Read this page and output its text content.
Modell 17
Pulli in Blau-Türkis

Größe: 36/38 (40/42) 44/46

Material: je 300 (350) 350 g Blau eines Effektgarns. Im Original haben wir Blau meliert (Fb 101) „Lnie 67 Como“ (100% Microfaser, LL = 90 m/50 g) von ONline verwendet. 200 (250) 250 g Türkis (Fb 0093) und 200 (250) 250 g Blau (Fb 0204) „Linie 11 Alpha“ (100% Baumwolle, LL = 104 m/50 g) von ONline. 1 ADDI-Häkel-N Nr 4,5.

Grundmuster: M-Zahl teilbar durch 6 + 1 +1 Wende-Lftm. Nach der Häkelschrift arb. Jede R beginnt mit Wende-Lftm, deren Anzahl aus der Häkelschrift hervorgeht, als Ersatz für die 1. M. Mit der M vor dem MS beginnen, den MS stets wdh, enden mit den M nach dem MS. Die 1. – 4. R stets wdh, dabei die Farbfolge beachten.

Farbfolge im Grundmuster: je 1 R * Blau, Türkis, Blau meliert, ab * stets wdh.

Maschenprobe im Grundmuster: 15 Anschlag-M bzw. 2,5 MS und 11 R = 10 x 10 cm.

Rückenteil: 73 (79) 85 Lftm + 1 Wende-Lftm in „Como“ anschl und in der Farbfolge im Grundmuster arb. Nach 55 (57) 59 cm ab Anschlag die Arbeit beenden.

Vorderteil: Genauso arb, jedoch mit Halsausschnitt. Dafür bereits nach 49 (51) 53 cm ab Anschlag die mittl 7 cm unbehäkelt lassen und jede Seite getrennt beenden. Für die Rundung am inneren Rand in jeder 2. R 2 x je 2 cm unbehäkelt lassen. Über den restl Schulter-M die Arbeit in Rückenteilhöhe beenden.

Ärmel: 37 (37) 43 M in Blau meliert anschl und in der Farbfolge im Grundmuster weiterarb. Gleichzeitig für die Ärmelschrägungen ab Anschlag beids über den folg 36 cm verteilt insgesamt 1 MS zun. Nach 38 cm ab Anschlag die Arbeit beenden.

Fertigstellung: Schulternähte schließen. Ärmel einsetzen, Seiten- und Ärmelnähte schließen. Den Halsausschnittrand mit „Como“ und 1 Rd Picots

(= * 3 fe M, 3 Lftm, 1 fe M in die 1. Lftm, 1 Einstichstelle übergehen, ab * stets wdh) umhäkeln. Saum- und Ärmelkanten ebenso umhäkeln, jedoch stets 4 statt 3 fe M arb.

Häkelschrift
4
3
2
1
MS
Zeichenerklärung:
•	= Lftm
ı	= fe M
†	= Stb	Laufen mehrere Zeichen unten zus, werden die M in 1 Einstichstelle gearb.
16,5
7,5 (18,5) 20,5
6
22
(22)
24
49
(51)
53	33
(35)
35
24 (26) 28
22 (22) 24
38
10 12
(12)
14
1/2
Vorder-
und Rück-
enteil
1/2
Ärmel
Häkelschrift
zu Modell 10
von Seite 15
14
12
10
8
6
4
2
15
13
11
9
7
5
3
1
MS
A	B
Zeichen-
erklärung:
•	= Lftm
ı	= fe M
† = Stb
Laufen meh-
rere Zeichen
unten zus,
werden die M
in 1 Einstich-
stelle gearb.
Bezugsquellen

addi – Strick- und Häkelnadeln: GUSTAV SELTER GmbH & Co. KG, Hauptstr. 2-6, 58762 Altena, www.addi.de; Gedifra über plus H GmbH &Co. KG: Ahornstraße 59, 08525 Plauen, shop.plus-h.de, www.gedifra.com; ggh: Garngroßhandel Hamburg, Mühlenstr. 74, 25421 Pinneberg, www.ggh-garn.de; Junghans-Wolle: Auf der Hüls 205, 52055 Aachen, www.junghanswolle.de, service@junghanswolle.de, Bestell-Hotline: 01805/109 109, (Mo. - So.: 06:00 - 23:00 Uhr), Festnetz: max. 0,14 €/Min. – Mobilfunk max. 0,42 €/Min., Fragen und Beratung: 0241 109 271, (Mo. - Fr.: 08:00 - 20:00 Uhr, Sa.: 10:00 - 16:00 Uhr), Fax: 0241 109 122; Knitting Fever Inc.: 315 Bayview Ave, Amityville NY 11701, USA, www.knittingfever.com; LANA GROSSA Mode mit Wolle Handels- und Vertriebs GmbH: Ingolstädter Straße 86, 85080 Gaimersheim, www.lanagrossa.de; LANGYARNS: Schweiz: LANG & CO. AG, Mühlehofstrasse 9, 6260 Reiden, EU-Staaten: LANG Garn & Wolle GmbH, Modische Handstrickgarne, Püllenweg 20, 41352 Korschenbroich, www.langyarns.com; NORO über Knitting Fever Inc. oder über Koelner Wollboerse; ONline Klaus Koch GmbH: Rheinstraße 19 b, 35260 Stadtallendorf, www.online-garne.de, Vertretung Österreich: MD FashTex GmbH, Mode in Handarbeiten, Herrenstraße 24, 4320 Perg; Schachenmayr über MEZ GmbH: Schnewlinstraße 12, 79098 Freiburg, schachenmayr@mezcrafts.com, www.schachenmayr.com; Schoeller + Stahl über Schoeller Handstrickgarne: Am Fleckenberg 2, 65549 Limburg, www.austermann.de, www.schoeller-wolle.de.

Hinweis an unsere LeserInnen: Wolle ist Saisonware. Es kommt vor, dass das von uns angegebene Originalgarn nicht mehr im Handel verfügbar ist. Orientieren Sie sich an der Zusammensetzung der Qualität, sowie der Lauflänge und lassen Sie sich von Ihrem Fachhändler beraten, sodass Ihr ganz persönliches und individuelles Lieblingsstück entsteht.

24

★ ★ ★

PROBLEM TO WORK ON
Using the records above, list each line that includes "lassen".

OUTPUT
Vorderteil: Genauso arb, jedoch mit Halsausschnitt. Dafür bereits nach 49 (51) 53 cm ab Anschlag die mittl 7 cm unbehäkelt lassen und jede Seite getrennt beenden. Für die Rundung am inneren Rand in jeder 2. R 2 x je 2 cm unbehäkelt lassen. Über den restl Schulter-M die Arbeit in Rückenteilhöhe beenden.
Hinweis an unsere LeserInnen: Wolle ist Saisonware. Es kommt vor, dass das von uns angegebene Originalgarn nicht mehr im Handel verfügbar ist. Orientieren Sie sich an der Zusammensetzung der Qualität, sowie der Lauflänge und lassen Sie sich von Ihrem Fachhändler beraten, sodass Ihr ganz persönliches und individuelles Lieblingsstück entsteht.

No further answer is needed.